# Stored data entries
-- Begin --

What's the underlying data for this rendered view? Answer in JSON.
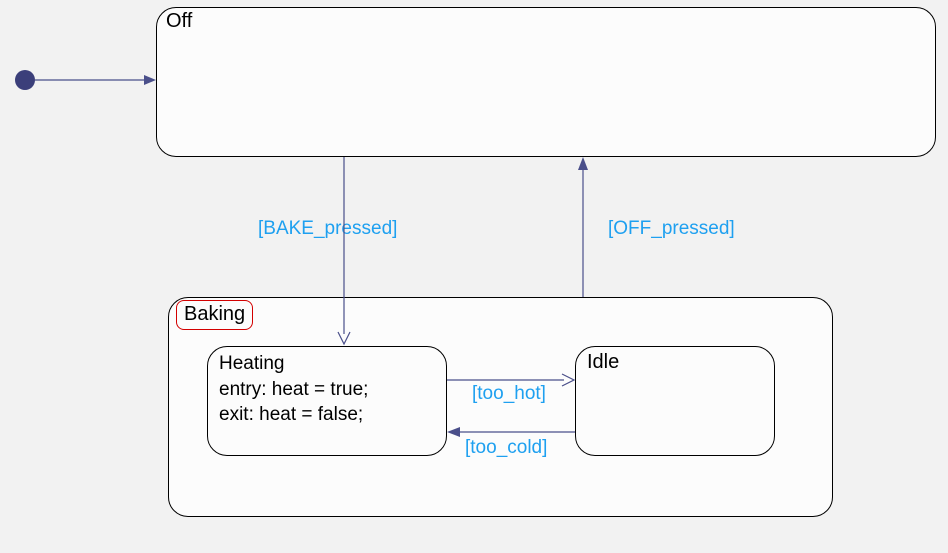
{
  "diagram": {
    "type": "statechart",
    "initial": "Off",
    "states": {
      "off": {
        "label": "Off"
      },
      "baking": {
        "label": "Baking",
        "substates": {
          "heating": {
            "label": "Heating",
            "entry": "entry: heat = true;",
            "exit": "exit: heat = false;"
          },
          "idle": {
            "label": "Idle"
          }
        }
      }
    },
    "transitions": {
      "bake_pressed": "[BAKE_pressed]",
      "off_pressed": "[OFF_pressed]",
      "too_hot": "[too_hot]",
      "too_cold": "[too_cold]"
    }
  }
}
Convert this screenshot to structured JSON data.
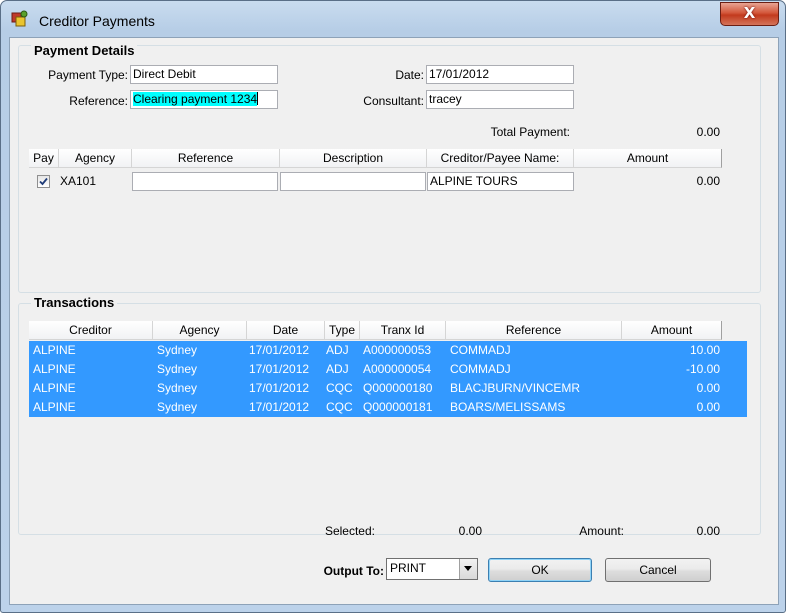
{
  "window": {
    "title": "Creditor Payments",
    "close_label": "X"
  },
  "payment_details": {
    "group_title": "Payment Details",
    "payment_type_label": "Payment Type:",
    "payment_type_value": "Direct Debit",
    "date_label": "Date:",
    "date_value": "17/01/2012",
    "reference_label": "Reference:",
    "reference_value": "Clearing payment 1234",
    "consultant_label": "Consultant:",
    "consultant_value": "tracey",
    "total_payment_label": "Total Payment:",
    "total_payment_value": "0.00",
    "columns": [
      "Pay",
      "Agency",
      "Reference",
      "Description",
      "Creditor/Payee Name:",
      "Amount"
    ],
    "row": {
      "pay_checked": true,
      "agency": "XA101",
      "reference": "",
      "description": "",
      "creditor_payee_name": "ALPINE TOURS",
      "amount": "0.00"
    }
  },
  "transactions": {
    "group_title": "Transactions",
    "columns": [
      "Creditor",
      "Agency",
      "Date",
      "Type",
      "Tranx Id",
      "Reference",
      "Amount"
    ],
    "rows": [
      [
        "ALPINE",
        "Sydney",
        "17/01/2012",
        "ADJ",
        "A000000053",
        "COMMADJ",
        "10.00"
      ],
      [
        "ALPINE",
        "Sydney",
        "17/01/2012",
        "ADJ",
        "A000000054",
        "COMMADJ",
        "-10.00"
      ],
      [
        "ALPINE",
        "Sydney",
        "17/01/2012",
        "CQC",
        "Q000000180",
        "BLACJBURN/VINCEMR",
        "0.00"
      ],
      [
        "ALPINE",
        "Sydney",
        "17/01/2012",
        "CQC",
        "Q000000181",
        "BOARS/MELISSAMS",
        "0.00"
      ]
    ],
    "selected_label": "Selected:",
    "selected_value": "0.00",
    "amount_label": "Amount:",
    "amount_value": "0.00"
  },
  "footer": {
    "output_to_label": "Output To:",
    "output_to_value": "PRINT",
    "ok_label": "OK",
    "cancel_label": "Cancel"
  },
  "colors": {
    "selection": "#3399ff",
    "reference_highlight": "#00ffff"
  },
  "icons": {
    "app": "creditor-app-icon",
    "close": "close-icon",
    "checkbox": "checkmark-icon",
    "dropdown": "chevron-down-icon"
  }
}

-- End --

# Given task
Copy every record above exactly, leaving out any pictures.

# Response
What's the underlying data for this rendered view? Answer in JSON.
{
  "diagram": {
    "type": "statechart",
    "initial": "Off",
    "states": {
      "off": {
        "label": "Off"
      },
      "baking": {
        "label": "Baking",
        "substates": {
          "heating": {
            "label": "Heating",
            "entry": "entry: heat = true;",
            "exit": "exit: heat = false;"
          },
          "idle": {
            "label": "Idle"
          }
        }
      }
    },
    "transitions": {
      "bake_pressed": "[BAKE_pressed]",
      "off_pressed": "[OFF_pressed]",
      "too_hot": "[too_hot]",
      "too_cold": "[too_cold]"
    }
  }
}
Convert this screenshot to structured JSON data.
{
  "window": {
    "title": "Creditor Payments",
    "close_label": "X"
  },
  "payment_details": {
    "group_title": "Payment Details",
    "payment_type_label": "Payment Type:",
    "payment_type_value": "Direct Debit",
    "date_label": "Date:",
    "date_value": "17/01/2012",
    "reference_label": "Reference:",
    "reference_value": "Clearing payment 1234",
    "consultant_label": "Consultant:",
    "consultant_value": "tracey",
    "total_payment_label": "Total Payment:",
    "total_payment_value": "0.00",
    "columns": [
      "Pay",
      "Agency",
      "Reference",
      "Description",
      "Creditor/Payee Name:",
      "Amount"
    ],
    "row": {
      "pay_checked": true,
      "agency": "XA101",
      "reference": "",
      "description": "",
      "creditor_payee_name": "ALPINE TOURS",
      "amount": "0.00"
    }
  },
  "transactions": {
    "group_title": "Transactions",
    "columns": [
      "Creditor",
      "Agency",
      "Date",
      "Type",
      "Tranx Id",
      "Reference",
      "Amount"
    ],
    "rows": [
      [
        "ALPINE",
        "Sydney",
        "17/01/2012",
        "ADJ",
        "A000000053",
        "COMMADJ",
        "10.00"
      ],
      [
        "ALPINE",
        "Sydney",
        "17/01/2012",
        "ADJ",
        "A000000054",
        "COMMADJ",
        "-10.00"
      ],
      [
        "ALPINE",
        "Sydney",
        "17/01/2012",
        "CQC",
        "Q000000180",
        "BLACJBURN/VINCEMR",
        "0.00"
      ],
      [
        "ALPINE",
        "Sydney",
        "17/01/2012",
        "CQC",
        "Q000000181",
        "BOARS/MELISSAMS",
        "0.00"
      ]
    ],
    "selected_label": "Selected:",
    "selected_value": "0.00",
    "amount_label": "Amount:",
    "amount_value": "0.00"
  },
  "footer": {
    "output_to_label": "Output To:",
    "output_to_value": "PRINT",
    "ok_label": "OK",
    "cancel_label": "Cancel"
  },
  "colors": {
    "selection": "#3399ff",
    "reference_highlight": "#00ffff"
  },
  "icons": {
    "app": "creditor-app-icon",
    "close": "close-icon",
    "checkbox": "checkmark-icon",
    "dropdown": "chevron-down-icon"
  }
}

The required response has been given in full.